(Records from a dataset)
---+---

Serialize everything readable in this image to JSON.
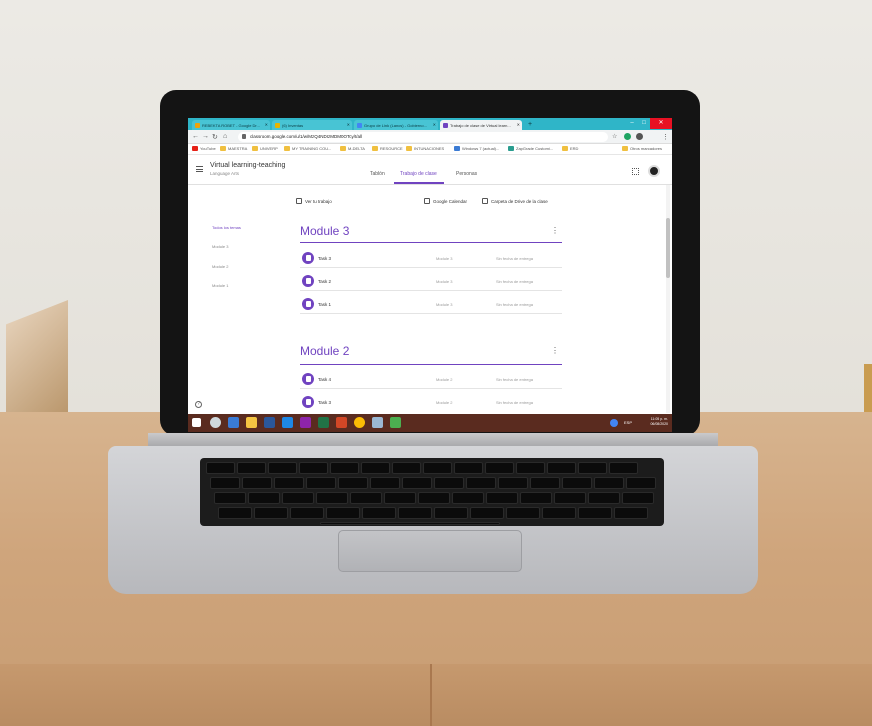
{
  "browser": {
    "tabs": [
      {
        "label": "REBEKTA ROBET - Google Dr..."
      },
      {
        "label": "(6) Inventas"
      },
      {
        "label": "Grupo de Link (Lancs) - Gobierno..."
      },
      {
        "label": "Trabajo de clase de Virtual learn..."
      }
    ],
    "url": "classroom.google.com/u/1/w/MzQ4NDIzMDM0OTcy/t/all",
    "bookmarks": [
      "YouTube",
      "MAESTRA",
      "UNIVERP",
      "MY TRAINING COU...",
      "M-DELTA",
      "RESOURCE",
      "INTUNACIONES",
      "Windows 7 (actual)...",
      "ZapGrade Customi...",
      "ERD",
      "Otros marcadores"
    ]
  },
  "classroom": {
    "title": "Virtual learning-teaching",
    "subtitle": "Language Arts",
    "tabs": [
      "Tablón",
      "Trabajo de clase",
      "Personas"
    ],
    "view_work": "Ver tu trabajo",
    "calendar_link": "Google Calendar",
    "drive_link": "Carpeta de Drive de la clase",
    "sidebar": [
      "Todos los temas",
      "Module 3",
      "Module 2",
      "Module 1"
    ],
    "modules": [
      {
        "title": "Module 3",
        "tasks": [
          {
            "name": "Task 3",
            "module": "Module 3",
            "due": "Sin fecha de entrega"
          },
          {
            "name": "Task 2",
            "module": "Module 3",
            "due": "Sin fecha de entrega"
          },
          {
            "name": "Task 1",
            "module": "Module 3",
            "due": "Sin fecha de entrega"
          }
        ]
      },
      {
        "title": "Module 2",
        "tasks": [
          {
            "name": "Task 4",
            "module": "Module 2",
            "due": "Sin fecha de entrega"
          },
          {
            "name": "Task 3",
            "module": "Module 2",
            "due": "Sin fecha de entrega"
          }
        ]
      }
    ]
  },
  "taskbar": {
    "time": "11:05 p. m.",
    "date": "06/08/2020",
    "lang": "ESP"
  },
  "colors": {
    "accent": "#7043c0",
    "tabbar": "#2fb5c8",
    "taskbar": "#5a2b1f"
  }
}
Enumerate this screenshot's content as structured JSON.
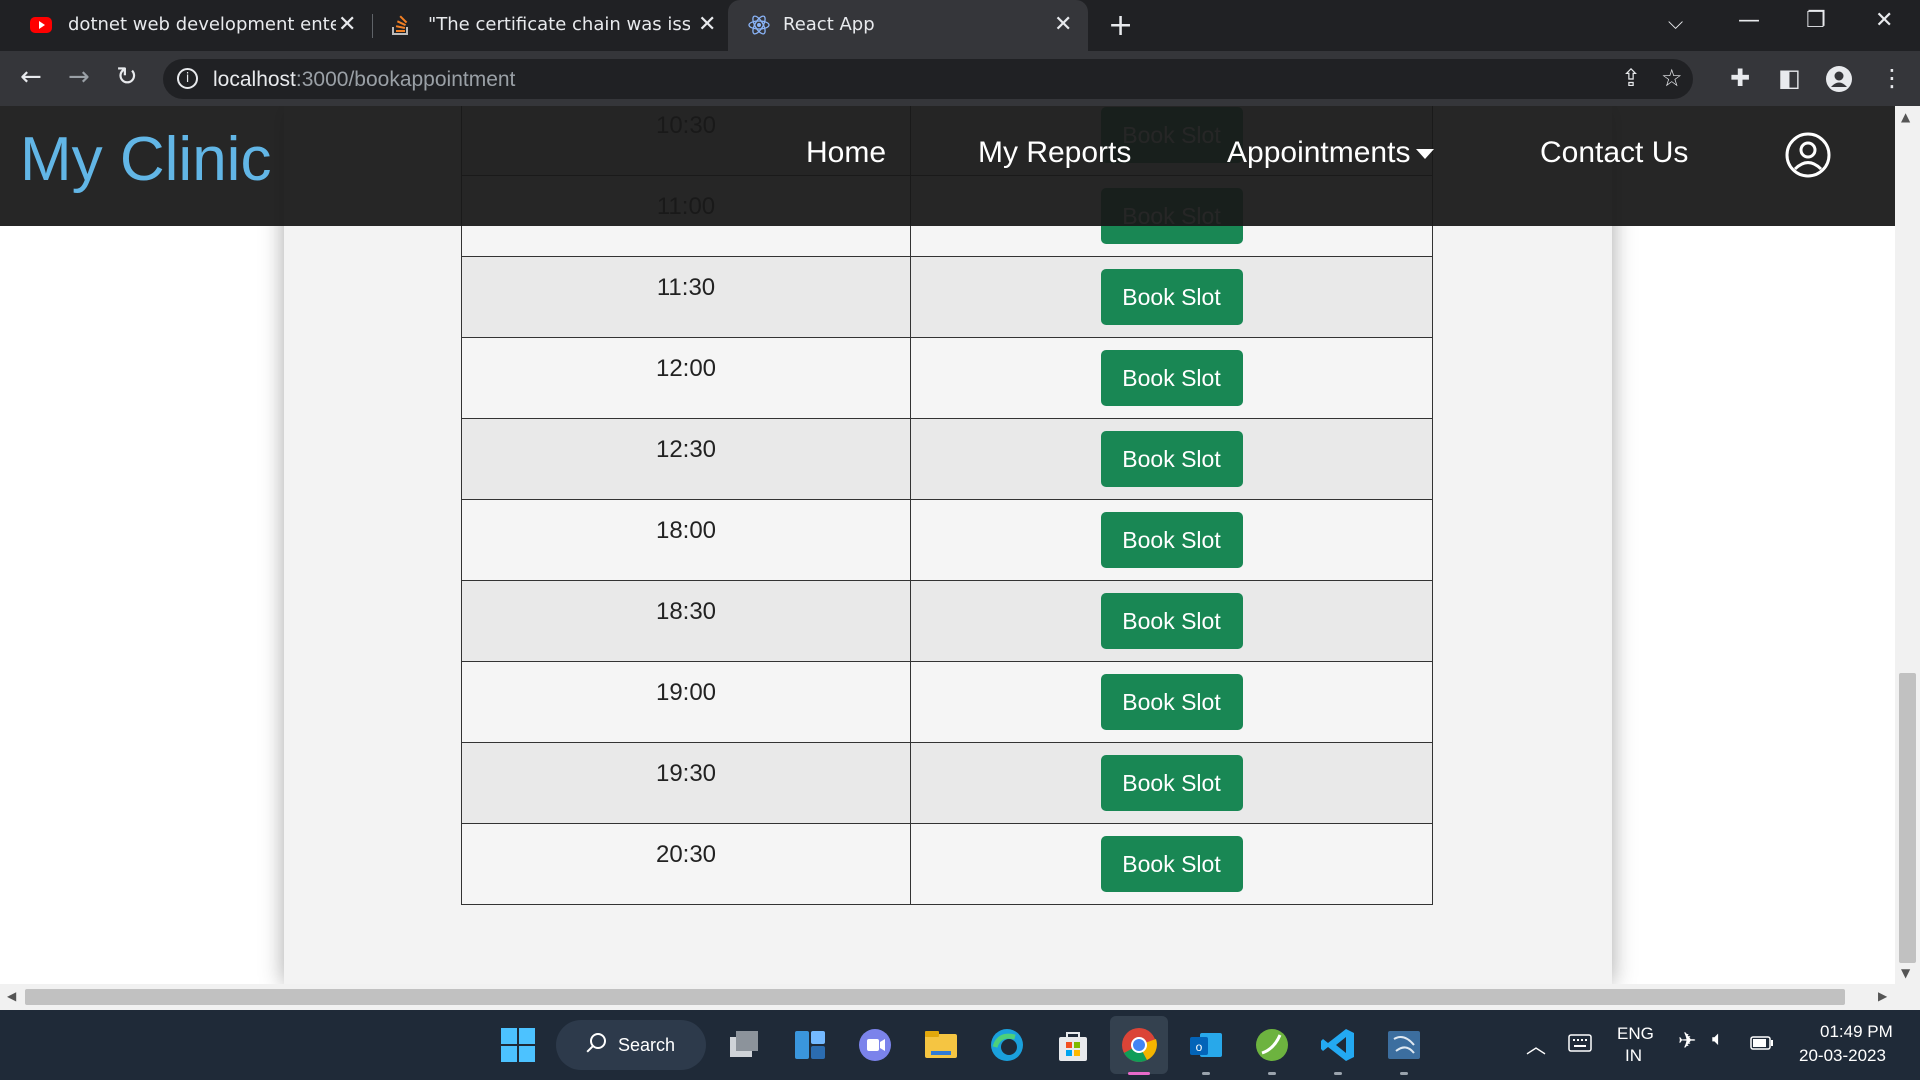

---+---

**Exercise requirements**
Do not include the images; transcribe the rest of the listing exactly.

**Full solution**
Serialize everything readable in this image to JSON.
{
  "browser": {
    "tabs": [
      {
        "label": "REBEKTA ROBET - Google Dr..."
      },
      {
        "label": "(6) Inventas"
      },
      {
        "label": "Grupo de Link (Lancs) - Gobierno..."
      },
      {
        "label": "Trabajo de clase de Virtual learn..."
      }
    ],
    "url": "classroom.google.com/u/1/w/MzQ4NDIzMDM0OTcy/t/all",
    "bookmarks": [
      "YouTube",
      "MAESTRA",
      "UNIVERP",
      "MY TRAINING COU...",
      "M-DELTA",
      "RESOURCE",
      "INTUNACIONES",
      "Windows 7 (actual)...",
      "ZapGrade Customi...",
      "ERD",
      "Otros marcadores"
    ]
  },
  "classroom": {
    "title": "Virtual learning-teaching",
    "subtitle": "Language Arts",
    "tabs": [
      "Tablón",
      "Trabajo de clase",
      "Personas"
    ],
    "view_work": "Ver tu trabajo",
    "calendar_link": "Google Calendar",
    "drive_link": "Carpeta de Drive de la clase",
    "sidebar": [
      "Todos los temas",
      "Module 3",
      "Module 2",
      "Module 1"
    ],
    "modules": [
      {
        "title": "Module 3",
        "tasks": [
          {
            "name": "Task 3",
            "module": "Module 3",
            "due": "Sin fecha de entrega"
          },
          {
            "name": "Task 2",
            "module": "Module 3",
            "due": "Sin fecha de entrega"
          },
          {
            "name": "Task 1",
            "module": "Module 3",
            "due": "Sin fecha de entrega"
          }
        ]
      },
      {
        "title": "Module 2",
        "tasks": [
          {
            "name": "Task 4",
            "module": "Module 2",
            "due": "Sin fecha de entrega"
          },
          {
            "name": "Task 3",
            "module": "Module 2",
            "due": "Sin fecha de entrega"
          }
        ]
      }
    ]
  },
  "taskbar": {
    "time": "11:05 p. m.",
    "date": "06/08/2020",
    "lang": "ESP"
  },
  "colors": {
    "accent": "#7043c0",
    "tabbar": "#2fb5c8",
    "taskbar": "#5a2b1f"
  }
}
Enumerate this screenshot's content as structured JSON.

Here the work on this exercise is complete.